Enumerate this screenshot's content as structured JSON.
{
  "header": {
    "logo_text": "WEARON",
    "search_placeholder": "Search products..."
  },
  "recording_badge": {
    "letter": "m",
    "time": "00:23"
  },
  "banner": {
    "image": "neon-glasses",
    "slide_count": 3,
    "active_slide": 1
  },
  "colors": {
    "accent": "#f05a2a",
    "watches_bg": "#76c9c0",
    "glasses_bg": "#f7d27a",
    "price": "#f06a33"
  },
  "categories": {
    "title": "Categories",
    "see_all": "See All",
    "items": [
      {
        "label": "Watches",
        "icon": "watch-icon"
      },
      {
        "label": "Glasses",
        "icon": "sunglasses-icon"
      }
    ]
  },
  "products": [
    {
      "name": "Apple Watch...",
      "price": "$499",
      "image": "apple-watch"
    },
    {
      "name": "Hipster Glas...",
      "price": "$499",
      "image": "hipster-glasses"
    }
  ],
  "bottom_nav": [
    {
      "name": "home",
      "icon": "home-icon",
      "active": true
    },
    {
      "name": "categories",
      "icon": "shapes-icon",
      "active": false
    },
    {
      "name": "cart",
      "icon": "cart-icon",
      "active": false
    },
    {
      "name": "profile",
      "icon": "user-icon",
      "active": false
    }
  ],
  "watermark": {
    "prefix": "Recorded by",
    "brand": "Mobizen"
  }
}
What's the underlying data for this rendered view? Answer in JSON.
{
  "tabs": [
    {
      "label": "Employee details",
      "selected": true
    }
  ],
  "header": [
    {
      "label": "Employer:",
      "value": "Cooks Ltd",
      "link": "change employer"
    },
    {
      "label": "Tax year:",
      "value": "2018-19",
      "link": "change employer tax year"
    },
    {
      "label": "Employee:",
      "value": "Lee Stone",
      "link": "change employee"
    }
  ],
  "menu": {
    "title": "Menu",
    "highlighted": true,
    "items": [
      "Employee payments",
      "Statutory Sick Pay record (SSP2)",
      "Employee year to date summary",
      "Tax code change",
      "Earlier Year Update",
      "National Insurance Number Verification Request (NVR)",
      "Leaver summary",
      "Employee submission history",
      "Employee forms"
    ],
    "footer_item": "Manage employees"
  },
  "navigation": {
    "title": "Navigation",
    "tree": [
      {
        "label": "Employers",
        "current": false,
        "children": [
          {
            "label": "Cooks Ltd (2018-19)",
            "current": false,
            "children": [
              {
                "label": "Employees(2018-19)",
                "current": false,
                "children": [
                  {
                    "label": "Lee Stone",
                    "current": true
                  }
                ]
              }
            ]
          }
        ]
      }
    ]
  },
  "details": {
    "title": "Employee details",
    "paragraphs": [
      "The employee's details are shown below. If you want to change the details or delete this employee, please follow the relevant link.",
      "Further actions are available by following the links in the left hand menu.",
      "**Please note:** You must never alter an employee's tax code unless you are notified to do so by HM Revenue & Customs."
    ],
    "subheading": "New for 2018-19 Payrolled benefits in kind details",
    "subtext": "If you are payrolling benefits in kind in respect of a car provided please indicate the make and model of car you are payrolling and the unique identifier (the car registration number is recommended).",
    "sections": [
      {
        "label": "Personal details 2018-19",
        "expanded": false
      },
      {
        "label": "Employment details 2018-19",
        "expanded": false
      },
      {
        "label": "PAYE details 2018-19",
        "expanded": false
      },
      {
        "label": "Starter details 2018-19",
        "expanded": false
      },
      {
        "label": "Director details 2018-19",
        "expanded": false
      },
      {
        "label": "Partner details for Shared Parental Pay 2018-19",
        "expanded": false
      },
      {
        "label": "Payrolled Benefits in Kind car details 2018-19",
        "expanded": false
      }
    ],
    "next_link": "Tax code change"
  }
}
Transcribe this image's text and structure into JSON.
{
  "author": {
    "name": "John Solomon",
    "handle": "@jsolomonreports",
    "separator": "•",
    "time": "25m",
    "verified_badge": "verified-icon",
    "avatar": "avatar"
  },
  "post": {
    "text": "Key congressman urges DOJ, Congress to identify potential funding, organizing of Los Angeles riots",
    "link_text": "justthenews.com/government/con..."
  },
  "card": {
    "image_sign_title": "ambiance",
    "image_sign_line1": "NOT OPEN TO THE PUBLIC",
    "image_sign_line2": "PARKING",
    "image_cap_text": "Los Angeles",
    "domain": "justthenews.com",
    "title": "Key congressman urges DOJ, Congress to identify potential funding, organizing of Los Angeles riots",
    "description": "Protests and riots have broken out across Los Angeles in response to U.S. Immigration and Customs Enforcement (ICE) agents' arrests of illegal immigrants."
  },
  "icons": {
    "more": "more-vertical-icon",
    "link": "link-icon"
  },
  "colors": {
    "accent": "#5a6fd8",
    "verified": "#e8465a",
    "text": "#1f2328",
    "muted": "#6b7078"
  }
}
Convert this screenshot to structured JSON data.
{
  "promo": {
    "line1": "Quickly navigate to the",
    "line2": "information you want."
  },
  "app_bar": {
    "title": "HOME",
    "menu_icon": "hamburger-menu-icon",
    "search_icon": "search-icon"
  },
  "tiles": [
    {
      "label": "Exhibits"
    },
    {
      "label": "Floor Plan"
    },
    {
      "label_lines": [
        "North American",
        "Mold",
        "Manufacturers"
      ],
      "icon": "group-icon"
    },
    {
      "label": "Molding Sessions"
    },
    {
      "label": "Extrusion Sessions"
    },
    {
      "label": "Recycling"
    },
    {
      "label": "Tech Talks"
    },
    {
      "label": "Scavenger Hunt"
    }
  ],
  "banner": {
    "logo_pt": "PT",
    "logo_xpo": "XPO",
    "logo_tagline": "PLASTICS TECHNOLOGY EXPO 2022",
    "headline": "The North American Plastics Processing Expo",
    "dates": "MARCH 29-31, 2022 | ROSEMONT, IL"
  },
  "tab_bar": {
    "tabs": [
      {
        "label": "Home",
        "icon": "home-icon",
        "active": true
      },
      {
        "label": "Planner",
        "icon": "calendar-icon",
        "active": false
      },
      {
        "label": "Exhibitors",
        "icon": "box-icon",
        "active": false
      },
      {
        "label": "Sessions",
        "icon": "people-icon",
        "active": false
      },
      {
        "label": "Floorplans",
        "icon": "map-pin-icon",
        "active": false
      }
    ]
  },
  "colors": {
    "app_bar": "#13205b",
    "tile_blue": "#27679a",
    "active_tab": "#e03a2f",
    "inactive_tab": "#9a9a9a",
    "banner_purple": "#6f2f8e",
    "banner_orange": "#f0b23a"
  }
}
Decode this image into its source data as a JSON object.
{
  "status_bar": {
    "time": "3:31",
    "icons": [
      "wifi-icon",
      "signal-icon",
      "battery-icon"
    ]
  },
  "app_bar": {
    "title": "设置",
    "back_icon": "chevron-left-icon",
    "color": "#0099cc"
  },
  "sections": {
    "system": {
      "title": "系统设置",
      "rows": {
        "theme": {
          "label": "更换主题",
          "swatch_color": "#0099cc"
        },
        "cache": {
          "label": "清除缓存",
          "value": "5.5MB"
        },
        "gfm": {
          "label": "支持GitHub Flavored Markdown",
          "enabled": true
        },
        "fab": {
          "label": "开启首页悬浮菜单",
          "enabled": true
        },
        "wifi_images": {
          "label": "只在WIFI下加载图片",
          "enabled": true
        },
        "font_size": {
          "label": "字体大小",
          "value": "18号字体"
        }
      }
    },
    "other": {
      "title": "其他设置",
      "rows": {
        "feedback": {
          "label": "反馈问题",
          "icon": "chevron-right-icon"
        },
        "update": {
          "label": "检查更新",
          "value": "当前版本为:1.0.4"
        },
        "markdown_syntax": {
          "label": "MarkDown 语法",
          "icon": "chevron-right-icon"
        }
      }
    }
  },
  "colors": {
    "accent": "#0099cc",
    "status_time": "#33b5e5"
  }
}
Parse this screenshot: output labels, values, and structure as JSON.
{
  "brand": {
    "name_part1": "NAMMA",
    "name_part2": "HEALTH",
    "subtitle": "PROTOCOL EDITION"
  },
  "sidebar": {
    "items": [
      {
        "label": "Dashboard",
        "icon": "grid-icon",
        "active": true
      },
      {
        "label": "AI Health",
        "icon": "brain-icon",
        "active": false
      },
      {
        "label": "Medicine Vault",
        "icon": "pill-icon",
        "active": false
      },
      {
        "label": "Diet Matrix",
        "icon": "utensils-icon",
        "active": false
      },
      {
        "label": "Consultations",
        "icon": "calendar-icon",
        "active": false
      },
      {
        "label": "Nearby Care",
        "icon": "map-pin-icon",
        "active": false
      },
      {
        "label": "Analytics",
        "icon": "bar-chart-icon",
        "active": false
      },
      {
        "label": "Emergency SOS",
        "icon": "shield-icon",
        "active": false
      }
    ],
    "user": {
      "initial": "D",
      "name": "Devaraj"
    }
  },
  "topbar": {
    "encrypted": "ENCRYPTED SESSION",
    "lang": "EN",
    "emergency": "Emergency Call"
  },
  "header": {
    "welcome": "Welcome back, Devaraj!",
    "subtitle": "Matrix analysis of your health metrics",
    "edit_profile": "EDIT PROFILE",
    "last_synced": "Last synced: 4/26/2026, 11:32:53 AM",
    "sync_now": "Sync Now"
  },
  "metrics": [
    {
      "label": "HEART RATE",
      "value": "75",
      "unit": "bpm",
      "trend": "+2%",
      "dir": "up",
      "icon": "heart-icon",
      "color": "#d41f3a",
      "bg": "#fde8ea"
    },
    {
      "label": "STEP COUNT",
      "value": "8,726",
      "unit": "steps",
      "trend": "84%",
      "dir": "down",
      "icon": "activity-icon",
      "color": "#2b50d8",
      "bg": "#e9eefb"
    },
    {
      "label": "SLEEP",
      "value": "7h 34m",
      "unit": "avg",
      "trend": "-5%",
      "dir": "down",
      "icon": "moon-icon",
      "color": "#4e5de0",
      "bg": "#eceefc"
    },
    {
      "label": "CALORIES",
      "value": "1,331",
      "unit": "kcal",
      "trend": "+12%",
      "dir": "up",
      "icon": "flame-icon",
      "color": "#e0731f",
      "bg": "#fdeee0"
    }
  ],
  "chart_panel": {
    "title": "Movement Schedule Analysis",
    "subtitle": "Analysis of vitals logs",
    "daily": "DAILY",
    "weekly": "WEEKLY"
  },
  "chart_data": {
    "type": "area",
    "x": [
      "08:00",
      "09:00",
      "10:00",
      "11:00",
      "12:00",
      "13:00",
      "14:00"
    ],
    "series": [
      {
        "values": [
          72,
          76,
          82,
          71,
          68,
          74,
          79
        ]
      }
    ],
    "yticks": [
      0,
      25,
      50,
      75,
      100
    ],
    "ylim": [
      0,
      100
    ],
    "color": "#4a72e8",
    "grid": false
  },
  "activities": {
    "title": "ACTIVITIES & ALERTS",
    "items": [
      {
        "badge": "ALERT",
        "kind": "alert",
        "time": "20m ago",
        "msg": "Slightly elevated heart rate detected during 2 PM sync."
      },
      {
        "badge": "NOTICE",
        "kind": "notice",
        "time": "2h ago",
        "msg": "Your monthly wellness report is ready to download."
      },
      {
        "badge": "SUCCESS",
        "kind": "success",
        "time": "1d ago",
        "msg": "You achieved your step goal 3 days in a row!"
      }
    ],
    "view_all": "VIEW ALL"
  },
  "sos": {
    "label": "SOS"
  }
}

+-------+

#### WHAT THE TASK ASKS
Every line in the data above that contains "summary" needs to be copied.

#### RESPONSE TO THIS TASK
      "Employee year to date summary",
      "Leaver summary",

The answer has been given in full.